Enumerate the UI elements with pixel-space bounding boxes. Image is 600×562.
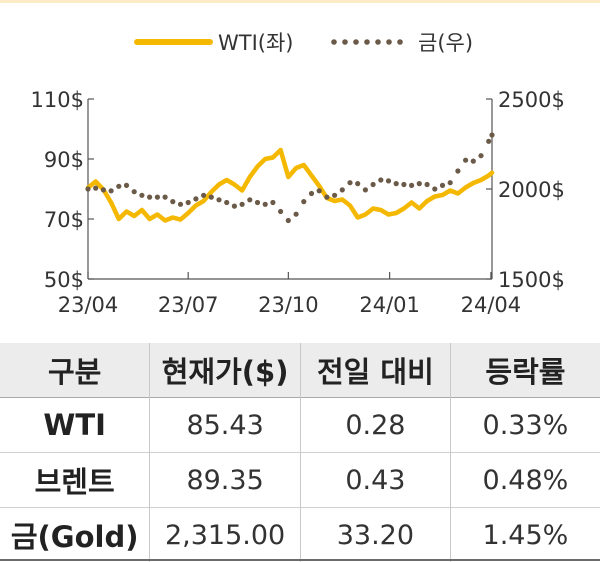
y-left-tick-label: 90$ [44,148,84,172]
y-right-tick-label: 2500$ [498,88,565,112]
gold-point [270,200,275,205]
gold-point [386,178,391,183]
price-chart: 110$ 90$ 70$ 50$ 2500$ 2000$ 1500$ 23/04 23/07 23… [0,0,600,330]
row-change: 33.20 [300,508,450,562]
gold-point [371,182,376,187]
gold-point [116,184,121,189]
row-name: WTI [0,398,150,453]
gold-point [139,193,144,198]
row-price: 2,315.00 [150,508,301,562]
gold-point [463,158,468,163]
legend-gold-swatch-dot [353,39,359,45]
gold-point [294,212,299,217]
header-change: 전일 대비 [300,343,450,398]
gold-point [93,186,98,191]
table-row-gold: 금(Gold) 2,315.00 33.20 1.45% [0,508,600,562]
gold-point [209,195,214,200]
header-rate: 등락률 [450,343,600,398]
gold-point [432,186,437,191]
gold-point [178,202,183,207]
legend-gold-swatch-dot [331,39,337,45]
x-tick-label: 24/04 [461,293,522,317]
gold-point [486,139,491,144]
y-left-tick-label: 70$ [44,208,84,232]
legend-gold-swatch-dot [375,39,381,45]
gold-point [309,191,314,196]
gold-point [448,180,453,185]
gold-point [193,196,198,201]
gold-point [409,183,414,188]
gold-point [324,195,329,200]
chart-svg: 110$ 90$ 70$ 50$ 2500$ 2000$ 1500$ 23/04 23/07 23… [0,0,600,330]
y-right-tick-label: 2000$ [498,178,565,202]
row-change: 0.43 [300,453,450,508]
row-name: 금(Gold) [0,508,150,562]
gold-point [224,200,229,205]
gold-point [489,132,494,137]
table-header-row: 구분 현재가($) 전일 대비 등락률 [0,343,600,398]
y-left-tick-label: 50$ [44,268,84,292]
gold-point [186,200,191,205]
gold-point [378,177,383,182]
gold-point [85,186,90,191]
gold-point [216,197,221,202]
legend-gold-swatch-dot [364,39,370,45]
gold-point [455,168,460,173]
gold-point [347,180,352,185]
row-rate: 0.33% [450,398,600,453]
row-rate: 0.48% [450,453,600,508]
gold-point [240,202,245,207]
gold-point [478,153,483,158]
gold-point [332,193,337,198]
gold-point [155,195,160,200]
gold-point [147,195,152,200]
gold-point [170,199,175,204]
gold-point [109,188,114,193]
gold-point [232,204,237,209]
legend-gold-label: 금(우) [418,31,473,55]
header-current-price: 현재가($) [150,343,301,398]
row-name: 브렌트 [0,453,150,508]
gold-point [355,181,360,186]
gold-point [255,200,260,205]
gold-point [163,195,168,200]
legend-gold-swatch-dot [342,39,348,45]
row-rate: 1.45% [450,508,600,562]
price-table: 구분 현재가($) 전일 대비 등락률 WTI 85.43 0.28 0.33%… [0,343,600,562]
table-row-wti: WTI 85.43 0.28 0.33% [0,398,600,453]
gold-point [401,182,406,187]
table-row-brent: 브렌트 89.35 0.43 0.48% [0,453,600,508]
row-price: 85.43 [150,398,301,453]
wti-series-line [88,150,492,221]
gold-point [301,199,306,204]
gold-point [201,193,206,198]
legend-gold-swatch-dot [397,39,403,45]
gold-point [417,181,422,186]
row-price: 89.35 [150,453,301,508]
gold-point [263,202,268,207]
legend-wti-label: WTI(좌) [218,31,294,55]
x-tick-label: 23/10 [258,293,319,317]
x-tick-label: 24/01 [359,293,420,317]
gold-point [286,218,291,223]
y-right-tick-label: 1500$ [498,268,565,292]
gold-point [471,159,476,164]
gold-point [340,187,345,192]
gold-point [101,187,106,192]
gold-point [278,209,283,214]
x-tick-label: 23/04 [58,293,119,317]
gold-point [440,183,445,188]
gold-point [247,197,252,202]
header-category: 구분 [0,343,150,398]
row-change: 0.28 [300,398,450,453]
gold-point [394,181,399,186]
gold-point [425,182,430,187]
x-tick-label: 23/07 [158,293,219,317]
gold-point [124,183,129,188]
gold-point [317,188,322,193]
gold-point [132,189,137,194]
legend-gold-swatch-dot [386,39,392,45]
gold-point [363,187,368,192]
y-left-tick-label: 110$ [31,88,84,112]
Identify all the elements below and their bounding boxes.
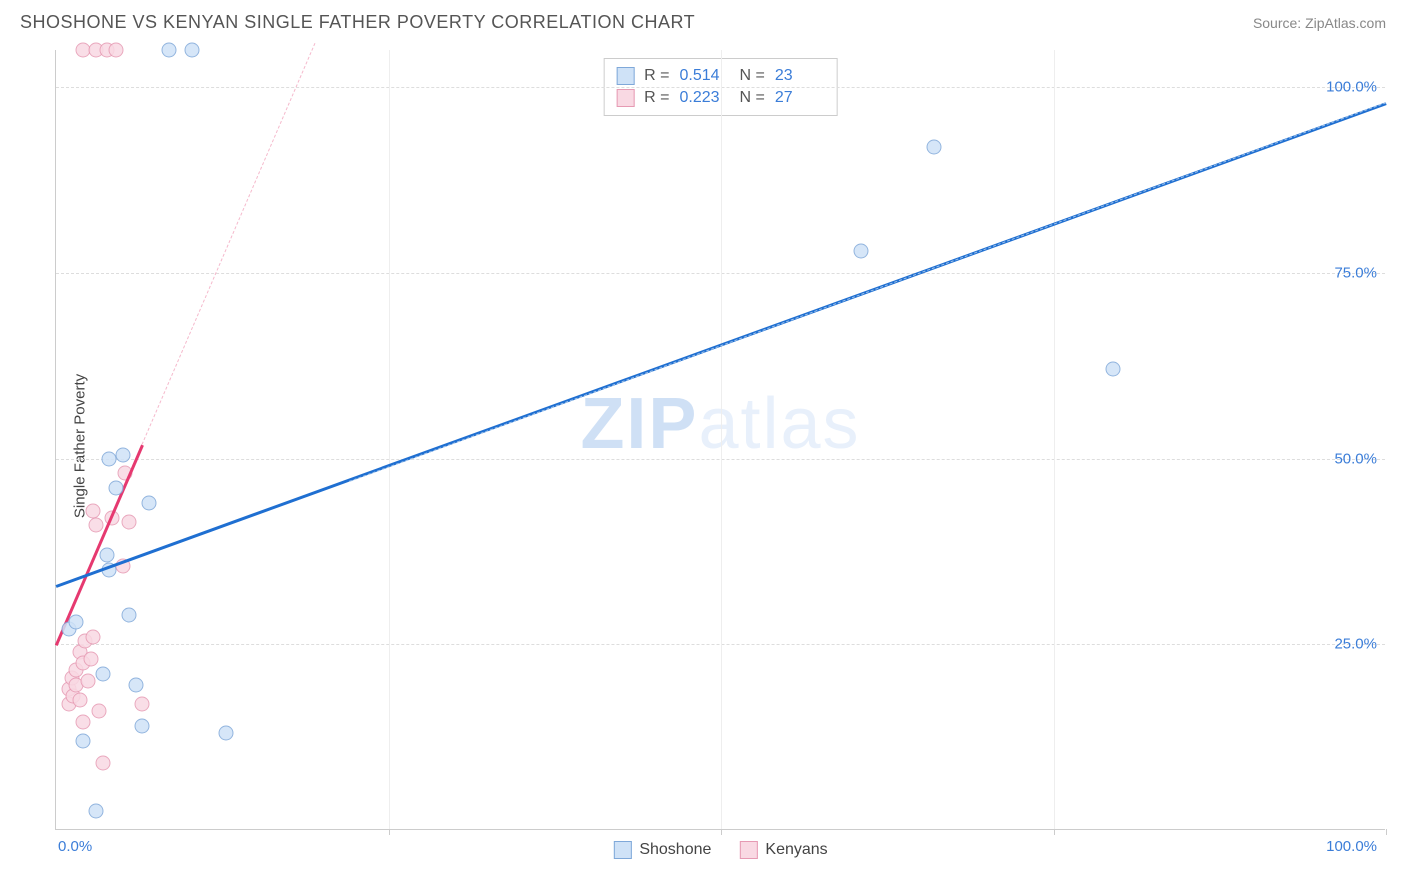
legend-label-kenyans: Kenyans <box>765 841 827 859</box>
r-label: R = <box>644 67 669 85</box>
scatter-point-kenyans <box>88 518 103 533</box>
legend-swatch-kenyans <box>739 841 757 859</box>
scatter-point-shoshone <box>1106 362 1121 377</box>
trend-line <box>348 102 1386 482</box>
r-value-shoshone: 0.514 <box>680 67 730 85</box>
scatter-point-shoshone <box>219 726 234 741</box>
x-axis-max-label: 100.0% <box>1326 838 1377 855</box>
x-tick <box>1054 829 1055 835</box>
x-tick <box>721 829 722 835</box>
scatter-point-shoshone <box>184 43 199 58</box>
x-tick <box>1386 829 1387 835</box>
x-axis-min-label: 0.0% <box>58 838 92 855</box>
scatter-point-kenyans <box>108 43 123 58</box>
chart-source: Source: ZipAtlas.com <box>1253 15 1386 31</box>
legend-label-shoshone: Shoshone <box>639 841 711 859</box>
scatter-point-kenyans <box>122 514 137 529</box>
scatter-point-kenyans <box>86 503 101 518</box>
scatter-point-kenyans <box>72 693 87 708</box>
gridline-v <box>1054 50 1055 829</box>
scatter-point-shoshone <box>68 615 83 630</box>
r-label: R = <box>644 89 669 107</box>
scatter-point-kenyans <box>86 629 101 644</box>
r-value-kenyans: 0.223 <box>680 89 730 107</box>
scatter-point-shoshone <box>122 607 137 622</box>
swatch-shoshone <box>616 67 634 85</box>
scatter-point-kenyans <box>95 756 110 771</box>
n-label: N = <box>740 89 765 107</box>
scatter-point-shoshone <box>75 733 90 748</box>
trend-line <box>142 43 316 445</box>
swatch-kenyans <box>616 89 634 107</box>
gridline-v <box>389 50 390 829</box>
scatter-point-shoshone <box>142 496 157 511</box>
scatter-point-shoshone <box>95 667 110 682</box>
n-value-kenyans: 27 <box>775 89 825 107</box>
x-tick <box>389 829 390 835</box>
legend-item-kenyans: Kenyans <box>739 841 827 859</box>
y-tick-label: 25.0% <box>1334 636 1377 653</box>
scatter-point-shoshone <box>88 804 103 819</box>
n-value-shoshone: 23 <box>775 67 825 85</box>
y-tick-label: 50.0% <box>1334 450 1377 467</box>
scatter-point-shoshone <box>135 719 150 734</box>
scatter-point-shoshone <box>162 43 177 58</box>
scatter-point-shoshone <box>99 548 114 563</box>
chart-plot-area: ZIPatlas R = 0.514 N = 23 R = 0.223 N = … <box>55 50 1385 830</box>
scatter-point-shoshone <box>108 481 123 496</box>
n-label: N = <box>740 67 765 85</box>
legend-swatch-shoshone <box>613 841 631 859</box>
legend-item-shoshone: Shoshone <box>613 841 711 859</box>
scatter-point-kenyans <box>80 674 95 689</box>
legend: Shoshone Kenyans <box>613 841 827 859</box>
scatter-point-shoshone <box>128 678 143 693</box>
scatter-point-kenyans <box>75 715 90 730</box>
scatter-point-kenyans <box>83 652 98 667</box>
scatter-point-kenyans <box>135 696 150 711</box>
chart-title: SHOSHONE VS KENYAN SINGLE FATHER POVERTY… <box>20 12 695 33</box>
gridline-v <box>721 50 722 829</box>
scatter-point-kenyans <box>91 704 106 719</box>
scatter-point-shoshone <box>115 447 130 462</box>
scatter-point-shoshone <box>853 243 868 258</box>
y-tick-label: 100.0% <box>1326 79 1377 96</box>
y-tick-label: 75.0% <box>1334 264 1377 281</box>
scatter-point-shoshone <box>926 139 941 154</box>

+-------+

* _INSTRUCTIONS FOR THE TASK_: Revise the lines from the one containing "y-left-tick-label: 90$ [44,148,84,172]" through the one containing "gold-point [116,184,121,189]", inclusive: write them out again with "row-change" changed to "row-delta" and everything else unchanged.

* _ANSWER FOR THIS EXERCISE_:
y-left-tick-label: 90$ [44,148,84,172]
y-right-tick-label: 2500$ [498,88,565,112]
gold-point [270,200,275,205]
gold-point [386,178,391,183]
price-chart: 110$ 90$ 70$ 50$ 2500$ 2000$ 1500$ 23/04 23/07 23… [0,0,600,330]
row-delta: 33.20 [300,508,450,562]
gold-point [371,182,376,187]
gold-point [116,184,121,189]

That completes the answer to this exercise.